* begin Listed records *

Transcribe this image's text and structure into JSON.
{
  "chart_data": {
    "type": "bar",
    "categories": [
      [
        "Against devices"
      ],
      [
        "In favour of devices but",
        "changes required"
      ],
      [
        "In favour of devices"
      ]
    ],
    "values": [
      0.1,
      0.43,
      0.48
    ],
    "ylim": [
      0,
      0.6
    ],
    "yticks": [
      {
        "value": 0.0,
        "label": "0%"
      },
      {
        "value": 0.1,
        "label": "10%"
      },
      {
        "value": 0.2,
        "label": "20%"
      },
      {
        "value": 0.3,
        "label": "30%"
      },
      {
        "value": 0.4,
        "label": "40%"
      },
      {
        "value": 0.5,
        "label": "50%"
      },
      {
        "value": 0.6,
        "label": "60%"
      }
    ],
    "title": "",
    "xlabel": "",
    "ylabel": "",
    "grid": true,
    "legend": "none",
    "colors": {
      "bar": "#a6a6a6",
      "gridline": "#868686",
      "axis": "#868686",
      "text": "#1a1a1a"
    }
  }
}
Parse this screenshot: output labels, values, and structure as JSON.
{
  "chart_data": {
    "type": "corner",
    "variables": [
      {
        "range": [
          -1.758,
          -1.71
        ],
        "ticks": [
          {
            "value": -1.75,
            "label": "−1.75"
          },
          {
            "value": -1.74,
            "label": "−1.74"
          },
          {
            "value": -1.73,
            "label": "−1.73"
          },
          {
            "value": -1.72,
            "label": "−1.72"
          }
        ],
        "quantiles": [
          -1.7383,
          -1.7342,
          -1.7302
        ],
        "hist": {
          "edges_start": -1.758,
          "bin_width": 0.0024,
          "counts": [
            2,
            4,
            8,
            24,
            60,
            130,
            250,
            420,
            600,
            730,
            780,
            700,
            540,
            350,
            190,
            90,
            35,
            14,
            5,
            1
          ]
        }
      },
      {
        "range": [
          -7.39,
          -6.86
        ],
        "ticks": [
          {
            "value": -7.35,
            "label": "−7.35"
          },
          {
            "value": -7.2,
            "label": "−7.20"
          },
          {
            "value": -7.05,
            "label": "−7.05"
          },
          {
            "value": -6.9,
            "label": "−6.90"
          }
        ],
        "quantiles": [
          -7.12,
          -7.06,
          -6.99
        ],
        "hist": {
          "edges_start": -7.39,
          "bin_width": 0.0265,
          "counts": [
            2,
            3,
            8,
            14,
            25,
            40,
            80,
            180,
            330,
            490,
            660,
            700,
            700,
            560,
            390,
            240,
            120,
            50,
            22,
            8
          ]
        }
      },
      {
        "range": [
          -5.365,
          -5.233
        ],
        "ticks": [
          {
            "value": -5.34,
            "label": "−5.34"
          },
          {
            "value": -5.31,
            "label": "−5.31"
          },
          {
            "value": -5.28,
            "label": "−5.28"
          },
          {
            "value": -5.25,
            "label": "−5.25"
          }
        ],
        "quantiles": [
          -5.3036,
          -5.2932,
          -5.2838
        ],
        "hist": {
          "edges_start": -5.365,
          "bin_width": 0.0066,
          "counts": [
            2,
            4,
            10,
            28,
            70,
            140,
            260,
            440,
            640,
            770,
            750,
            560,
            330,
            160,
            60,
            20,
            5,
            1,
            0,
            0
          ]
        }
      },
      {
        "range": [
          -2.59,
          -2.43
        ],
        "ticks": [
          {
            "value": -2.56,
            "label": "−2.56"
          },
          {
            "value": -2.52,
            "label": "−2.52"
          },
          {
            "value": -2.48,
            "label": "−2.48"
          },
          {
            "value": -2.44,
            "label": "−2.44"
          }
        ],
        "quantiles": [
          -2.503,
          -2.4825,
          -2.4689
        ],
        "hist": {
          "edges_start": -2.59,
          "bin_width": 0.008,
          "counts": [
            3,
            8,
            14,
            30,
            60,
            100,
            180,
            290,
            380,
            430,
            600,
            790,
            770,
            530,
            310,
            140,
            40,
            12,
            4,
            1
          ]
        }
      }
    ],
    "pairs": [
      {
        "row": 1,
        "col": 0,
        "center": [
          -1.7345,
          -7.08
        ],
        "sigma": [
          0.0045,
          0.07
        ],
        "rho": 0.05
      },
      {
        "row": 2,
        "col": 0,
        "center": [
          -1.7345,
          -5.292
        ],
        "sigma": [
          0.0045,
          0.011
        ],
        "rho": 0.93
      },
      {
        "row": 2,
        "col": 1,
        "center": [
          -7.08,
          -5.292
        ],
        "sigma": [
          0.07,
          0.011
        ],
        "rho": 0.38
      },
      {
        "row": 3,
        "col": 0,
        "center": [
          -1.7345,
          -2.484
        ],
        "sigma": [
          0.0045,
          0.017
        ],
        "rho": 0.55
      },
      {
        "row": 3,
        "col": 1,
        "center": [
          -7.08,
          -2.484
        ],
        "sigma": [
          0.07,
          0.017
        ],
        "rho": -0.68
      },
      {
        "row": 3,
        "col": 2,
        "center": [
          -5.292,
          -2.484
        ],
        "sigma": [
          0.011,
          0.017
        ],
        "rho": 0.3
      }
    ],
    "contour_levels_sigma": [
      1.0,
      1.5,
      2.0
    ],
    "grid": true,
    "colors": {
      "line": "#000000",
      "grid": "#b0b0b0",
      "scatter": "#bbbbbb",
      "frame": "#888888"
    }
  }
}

* end Listed records *

• [Objective]
Write the data out again in full and exactly.

• [Exercise response]
Transcribe this image's text and structure into JSON.
{
  "chart_data": {
    "type": "bar",
    "categories": [
      [
        "Against devices"
      ],
      [
        "In favour of devices but",
        "changes required"
      ],
      [
        "In favour of devices"
      ]
    ],
    "values": [
      0.1,
      0.43,
      0.48
    ],
    "ylim": [
      0,
      0.6
    ],
    "yticks": [
      {
        "value": 0.0,
        "label": "0%"
      },
      {
        "value": 0.1,
        "label": "10%"
      },
      {
        "value": 0.2,
        "label": "20%"
      },
      {
        "value": 0.3,
        "label": "30%"
      },
      {
        "value": 0.4,
        "label": "40%"
      },
      {
        "value": 0.5,
        "label": "50%"
      },
      {
        "value": 0.6,
        "label": "60%"
      }
    ],
    "title": "",
    "xlabel": "",
    "ylabel": "",
    "grid": true,
    "legend": "none",
    "colors": {
      "bar": "#a6a6a6",
      "gridline": "#868686",
      "axis": "#868686",
      "text": "#1a1a1a"
    }
  }
}
Parse this screenshot: output labels, values, and structure as JSON.
{
  "chart_data": {
    "type": "corner",
    "variables": [
      {
        "range": [
          -1.758,
          -1.71
        ],
        "ticks": [
          {
            "value": -1.75,
            "label": "−1.75"
          },
          {
            "value": -1.74,
            "label": "−1.74"
          },
          {
            "value": -1.73,
            "label": "−1.73"
          },
          {
            "value": -1.72,
            "label": "−1.72"
          }
        ],
        "quantiles": [
          -1.7383,
          -1.7342,
          -1.7302
        ],
        "hist": {
          "edges_start": -1.758,
          "bin_width": 0.0024,
          "counts": [
            2,
            4,
            8,
            24,
            60,
            130,
            250,
            420,
            600,
            730,
            780,
            700,
            540,
            350,
            190,
            90,
            35,
            14,
            5,
            1
          ]
        }
      },
      {
        "range": [
          -7.39,
          -6.86
        ],
        "ticks": [
          {
            "value": -7.35,
            "label": "−7.35"
          },
          {
            "value": -7.2,
            "label": "−7.20"
          },
          {
            "value": -7.05,
            "label": "−7.05"
          },
          {
            "value": -6.9,
            "label": "−6.90"
          }
        ],
        "quantiles": [
          -7.12,
          -7.06,
          -6.99
        ],
        "hist": {
          "edges_start": -7.39,
          "bin_width": 0.0265,
          "counts": [
            2,
            3,
            8,
            14,
            25,
            40,
            80,
            180,
            330,
            490,
            660,
            700,
            700,
            560,
            390,
            240,
            120,
            50,
            22,
            8
          ]
        }
      },
      {
        "range": [
          -5.365,
          -5.233
        ],
        "ticks": [
          {
            "value": -5.34,
            "label": "−5.34"
          },
          {
            "value": -5.31,
            "label": "−5.31"
          },
          {
            "value": -5.28,
            "label": "−5.28"
          },
          {
            "value": -5.25,
            "label": "−5.25"
          }
        ],
        "quantiles": [
          -5.3036,
          -5.2932,
          -5.2838
        ],
        "hist": {
          "edges_start": -5.365,
          "bin_width": 0.0066,
          "counts": [
            2,
            4,
            10,
            28,
            70,
            140,
            260,
            440,
            640,
            770,
            750,
            560,
            330,
            160,
            60,
            20,
            5,
            1,
            0,
            0
          ]
        }
      },
      {
        "range": [
          -2.59,
          -2.43
        ],
        "ticks": [
          {
            "value": -2.56,
            "label": "−2.56"
          },
          {
            "value": -2.52,
            "label": "−2.52"
          },
          {
            "value": -2.48,
            "label": "−2.48"
          },
          {
            "value": -2.44,
            "label": "−2.44"
          }
        ],
        "quantiles": [
          -2.503,
          -2.4825,
          -2.4689
        ],
        "hist": {
          "edges_start": -2.59,
          "bin_width": 0.008,
          "counts": [
            3,
            8,
            14,
            30,
            60,
            100,
            180,
            290,
            380,
            430,
            600,
            790,
            770,
            530,
            310,
            140,
            40,
            12,
            4,
            1
          ]
        }
      }
    ],
    "pairs": [
      {
        "row": 1,
        "col": 0,
        "center": [
          -1.7345,
          -7.08
        ],
        "sigma": [
          0.0045,
          0.07
        ],
        "rho": 0.05
      },
      {
        "row": 2,
        "col": 0,
        "center": [
          -1.7345,
          -5.292
        ],
        "sigma": [
          0.0045,
          0.011
        ],
        "rho": 0.93
      },
      {
        "row": 2,
        "col": 1,
        "center": [
          -7.08,
          -5.292
        ],
        "sigma": [
          0.07,
          0.011
        ],
        "rho": 0.38
      },
      {
        "row": 3,
        "col": 0,
        "center": [
          -1.7345,
          -2.484
        ],
        "sigma": [
          0.0045,
          0.017
        ],
        "rho": 0.55
      },
      {
        "row": 3,
        "col": 1,
        "center": [
          -7.08,
          -2.484
        ],
        "sigma": [
          0.07,
          0.017
        ],
        "rho": -0.68
      },
      {
        "row": 3,
        "col": 2,
        "center": [
          -5.292,
          -2.484
        ],
        "sigma": [
          0.011,
          0.017
        ],
        "rho": 0.3
      }
    ],
    "contour_levels_sigma": [
      1.0,
      1.5,
      2.0
    ],
    "grid": true,
    "colors": {
      "line": "#000000",
      "grid": "#b0b0b0",
      "scatter": "#bbbbbb",
      "frame": "#888888"
    }
  }
}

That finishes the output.